======== Input for this task ========

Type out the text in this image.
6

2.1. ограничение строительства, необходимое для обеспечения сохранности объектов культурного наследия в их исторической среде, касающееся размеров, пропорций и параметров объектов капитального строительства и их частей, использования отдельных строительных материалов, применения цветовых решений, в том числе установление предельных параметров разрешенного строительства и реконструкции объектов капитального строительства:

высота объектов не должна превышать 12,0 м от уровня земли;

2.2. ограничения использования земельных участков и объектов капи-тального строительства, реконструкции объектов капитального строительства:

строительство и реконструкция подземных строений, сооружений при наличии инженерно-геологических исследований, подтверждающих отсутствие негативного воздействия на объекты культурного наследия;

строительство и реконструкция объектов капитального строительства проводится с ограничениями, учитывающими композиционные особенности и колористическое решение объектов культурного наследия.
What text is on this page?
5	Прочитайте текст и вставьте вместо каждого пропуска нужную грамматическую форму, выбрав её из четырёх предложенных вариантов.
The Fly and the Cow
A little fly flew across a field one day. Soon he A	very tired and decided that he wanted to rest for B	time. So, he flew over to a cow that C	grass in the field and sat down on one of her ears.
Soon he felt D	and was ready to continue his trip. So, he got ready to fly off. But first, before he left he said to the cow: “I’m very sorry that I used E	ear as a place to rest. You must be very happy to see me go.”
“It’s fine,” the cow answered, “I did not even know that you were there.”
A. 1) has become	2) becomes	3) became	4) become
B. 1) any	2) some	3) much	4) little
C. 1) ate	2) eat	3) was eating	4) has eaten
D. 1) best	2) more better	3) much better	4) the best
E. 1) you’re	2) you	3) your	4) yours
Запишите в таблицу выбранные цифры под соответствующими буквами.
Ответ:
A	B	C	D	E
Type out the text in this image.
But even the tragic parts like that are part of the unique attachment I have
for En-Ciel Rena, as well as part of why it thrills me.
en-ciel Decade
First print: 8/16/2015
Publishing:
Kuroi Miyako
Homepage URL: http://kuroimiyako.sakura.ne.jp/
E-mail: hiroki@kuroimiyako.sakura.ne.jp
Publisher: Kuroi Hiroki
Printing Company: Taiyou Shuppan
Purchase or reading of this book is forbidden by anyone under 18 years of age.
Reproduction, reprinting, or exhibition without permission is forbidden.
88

========

Given task
All of the lines above need to be given again exactly.

The reply
Type out the text in this image.
6

2.1. ограничение строительства, необходимое для обеспечения сохранности объектов культурного наследия в их исторической среде, касающееся размеров, пропорций и параметров объектов капитального строительства и их частей, использования отдельных строительных материалов, применения цветовых решений, в том числе установление предельных параметров разрешенного строительства и реконструкции объектов капитального строительства:

высота объектов не должна превышать 12,0 м от уровня земли;

2.2. ограничения использования земельных участков и объектов капи-тального строительства, реконструкции объектов капитального строительства:

строительство и реконструкция подземных строений, сооружений при наличии инженерно-геологических исследований, подтверждающих отсутствие негативного воздействия на объекты культурного наследия;

строительство и реконструкция объектов капитального строительства проводится с ограничениями, учитывающими композиционные особенности и колористическое решение объектов культурного наследия.
What text is on this page?
5	Прочитайте текст и вставьте вместо каждого пропуска нужную грамматическую форму, выбрав её из четырёх предложенных вариантов.
The Fly and the Cow
A little fly flew across a field one day. Soon he A	very tired and decided that he wanted to rest for B	time. So, he flew over to a cow that C	grass in the field and sat down on one of her ears.
Soon he felt D	and was ready to continue his trip. So, he got ready to fly off. But first, before he left he said to the cow: “I’m very sorry that I used E	ear as a place to rest. You must be very happy to see me go.”
“It’s fine,” the cow answered, “I did not even know that you were there.”
A. 1) has become	2) becomes	3) became	4) become
B. 1) any	2) some	3) much	4) little
C. 1) ate	2) eat	3) was eating	4) has eaten
D. 1) best	2) more better	3) much better	4) the best
E. 1) you’re	2) you	3) your	4) yours
Запишите в таблицу выбранные цифры под соответствующими буквами.
Ответ:
A	B	C	D	E
Type out the text in this image.
But even the tragic parts like that are part of the unique attachment I have
for En-Ciel Rena, as well as part of why it thrills me.
en-ciel Decade
First print: 8/16/2015
Publishing:
Kuroi Miyako
Homepage URL: http://kuroimiyako.sakura.ne.jp/
E-mail: hiroki@kuroimiyako.sakura.ne.jp
Publisher: Kuroi Hiroki
Printing Company: Taiyou Shuppan
Purchase or reading of this book is forbidden by anyone under 18 years of age.
Reproduction, reprinting, or exhibition without permission is forbidden.
88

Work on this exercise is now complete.